▶ _Request_
Everything in the listing should be restated word for word.

+++ Records provided

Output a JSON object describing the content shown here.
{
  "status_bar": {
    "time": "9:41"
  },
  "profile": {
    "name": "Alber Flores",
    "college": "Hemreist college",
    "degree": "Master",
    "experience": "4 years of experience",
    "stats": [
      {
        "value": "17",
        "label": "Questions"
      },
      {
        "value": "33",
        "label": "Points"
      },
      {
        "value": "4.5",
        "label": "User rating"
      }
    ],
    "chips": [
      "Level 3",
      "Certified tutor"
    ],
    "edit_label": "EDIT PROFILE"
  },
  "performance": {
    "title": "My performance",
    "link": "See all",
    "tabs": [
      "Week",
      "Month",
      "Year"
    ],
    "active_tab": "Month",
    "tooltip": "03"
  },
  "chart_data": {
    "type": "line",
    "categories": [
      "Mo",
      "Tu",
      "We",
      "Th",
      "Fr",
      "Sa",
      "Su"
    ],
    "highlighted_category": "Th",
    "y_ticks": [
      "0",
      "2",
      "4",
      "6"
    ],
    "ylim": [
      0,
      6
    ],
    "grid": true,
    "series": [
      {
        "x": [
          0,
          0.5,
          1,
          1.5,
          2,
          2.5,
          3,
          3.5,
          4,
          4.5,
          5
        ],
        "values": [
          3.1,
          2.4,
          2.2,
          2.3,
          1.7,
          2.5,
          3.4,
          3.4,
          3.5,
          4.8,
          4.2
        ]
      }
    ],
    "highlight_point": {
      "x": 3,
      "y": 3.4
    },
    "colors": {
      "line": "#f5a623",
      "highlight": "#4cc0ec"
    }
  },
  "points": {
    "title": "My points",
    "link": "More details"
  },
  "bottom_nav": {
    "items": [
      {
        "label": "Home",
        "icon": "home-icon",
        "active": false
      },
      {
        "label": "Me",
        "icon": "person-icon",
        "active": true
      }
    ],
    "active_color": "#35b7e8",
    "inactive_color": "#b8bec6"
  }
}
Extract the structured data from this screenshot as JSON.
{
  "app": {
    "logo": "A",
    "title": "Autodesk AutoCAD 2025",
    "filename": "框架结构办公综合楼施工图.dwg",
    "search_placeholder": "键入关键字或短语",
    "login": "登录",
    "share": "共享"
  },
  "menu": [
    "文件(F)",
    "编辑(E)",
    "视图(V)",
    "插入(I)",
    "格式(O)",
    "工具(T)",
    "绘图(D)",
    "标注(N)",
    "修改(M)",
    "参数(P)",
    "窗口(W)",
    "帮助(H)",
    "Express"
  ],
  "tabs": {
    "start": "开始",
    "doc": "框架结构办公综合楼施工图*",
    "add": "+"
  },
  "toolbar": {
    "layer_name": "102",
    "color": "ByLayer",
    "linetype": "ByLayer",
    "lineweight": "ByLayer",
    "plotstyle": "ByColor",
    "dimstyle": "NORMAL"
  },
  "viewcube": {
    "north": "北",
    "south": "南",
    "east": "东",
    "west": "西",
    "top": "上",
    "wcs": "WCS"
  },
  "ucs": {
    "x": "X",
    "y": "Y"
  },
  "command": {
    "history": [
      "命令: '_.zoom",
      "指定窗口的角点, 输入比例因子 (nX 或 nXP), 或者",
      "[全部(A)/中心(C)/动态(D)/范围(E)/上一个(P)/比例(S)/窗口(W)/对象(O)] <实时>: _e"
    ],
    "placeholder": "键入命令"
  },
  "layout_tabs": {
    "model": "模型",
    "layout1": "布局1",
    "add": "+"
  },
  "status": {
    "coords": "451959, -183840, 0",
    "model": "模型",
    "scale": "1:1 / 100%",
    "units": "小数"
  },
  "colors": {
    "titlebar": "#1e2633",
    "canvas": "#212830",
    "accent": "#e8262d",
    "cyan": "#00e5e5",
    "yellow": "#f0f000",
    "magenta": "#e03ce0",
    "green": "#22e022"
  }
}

++++++

▶ _Expected output_
Output a JSON object describing the content shown here.
{
  "status_bar": {
    "time": "9:41"
  },
  "profile": {
    "name": "Alber Flores",
    "college": "Hemreist college",
    "degree": "Master",
    "experience": "4 years of experience",
    "stats": [
      {
        "value": "17",
        "label": "Questions"
      },
      {
        "value": "33",
        "label": "Points"
      },
      {
        "value": "4.5",
        "label": "User rating"
      }
    ],
    "chips": [
      "Level 3",
      "Certified tutor"
    ],
    "edit_label": "EDIT PROFILE"
  },
  "performance": {
    "title": "My performance",
    "link": "See all",
    "tabs": [
      "Week",
      "Month",
      "Year"
    ],
    "active_tab": "Month",
    "tooltip": "03"
  },
  "chart_data": {
    "type": "line",
    "categories": [
      "Mo",
      "Tu",
      "We",
      "Th",
      "Fr",
      "Sa",
      "Su"
    ],
    "highlighted_category": "Th",
    "y_ticks": [
      "0",
      "2",
      "4",
      "6"
    ],
    "ylim": [
      0,
      6
    ],
    "grid": true,
    "series": [
      {
        "x": [
          0,
          0.5,
          1,
          1.5,
          2,
          2.5,
          3,
          3.5,
          4,
          4.5,
          5
        ],
        "values": [
          3.1,
          2.4,
          2.2,
          2.3,
          1.7,
          2.5,
          3.4,
          3.4,
          3.5,
          4.8,
          4.2
        ]
      }
    ],
    "highlight_point": {
      "x": 3,
      "y": 3.4
    },
    "colors": {
      "line": "#f5a623",
      "highlight": "#4cc0ec"
    }
  },
  "points": {
    "title": "My points",
    "link": "More details"
  },
  "bottom_nav": {
    "items": [
      {
        "label": "Home",
        "icon": "home-icon",
        "active": false
      },
      {
        "label": "Me",
        "icon": "person-icon",
        "active": true
      }
    ],
    "active_color": "#35b7e8",
    "inactive_color": "#b8bec6"
  }
}
Extract the structured data from this screenshot as JSON.
{
  "app": {
    "logo": "A",
    "title": "Autodesk AutoCAD 2025",
    "filename": "框架结构办公综合楼施工图.dwg",
    "search_placeholder": "键入关键字或短语",
    "login": "登录",
    "share": "共享"
  },
  "menu": [
    "文件(F)",
    "编辑(E)",
    "视图(V)",
    "插入(I)",
    "格式(O)",
    "工具(T)",
    "绘图(D)",
    "标注(N)",
    "修改(M)",
    "参数(P)",
    "窗口(W)",
    "帮助(H)",
    "Express"
  ],
  "tabs": {
    "start": "开始",
    "doc": "框架结构办公综合楼施工图*",
    "add": "+"
  },
  "toolbar": {
    "layer_name": "102",
    "color": "ByLayer",
    "linetype": "ByLayer",
    "lineweight": "ByLayer",
    "plotstyle": "ByColor",
    "dimstyle": "NORMAL"
  },
  "viewcube": {
    "north": "北",
    "south": "南",
    "east": "东",
    "west": "西",
    "top": "上",
    "wcs": "WCS"
  },
  "ucs": {
    "x": "X",
    "y": "Y"
  },
  "command": {
    "history": [
      "命令: '_.zoom",
      "指定窗口的角点, 输入比例因子 (nX 或 nXP), 或者",
      "[全部(A)/中心(C)/动态(D)/范围(E)/上一个(P)/比例(S)/窗口(W)/对象(O)] <实时>: _e"
    ],
    "placeholder": "键入命令"
  },
  "layout_tabs": {
    "model": "模型",
    "layout1": "布局1",
    "add": "+"
  },
  "status": {
    "coords": "451959, -183840, 0",
    "model": "模型",
    "scale": "1:1 / 100%",
    "units": "小数"
  },
  "colors": {
    "titlebar": "#1e2633",
    "canvas": "#212830",
    "accent": "#e8262d",
    "cyan": "#00e5e5",
    "yellow": "#f0f000",
    "magenta": "#e03ce0",
    "green": "#22e022"
  }
}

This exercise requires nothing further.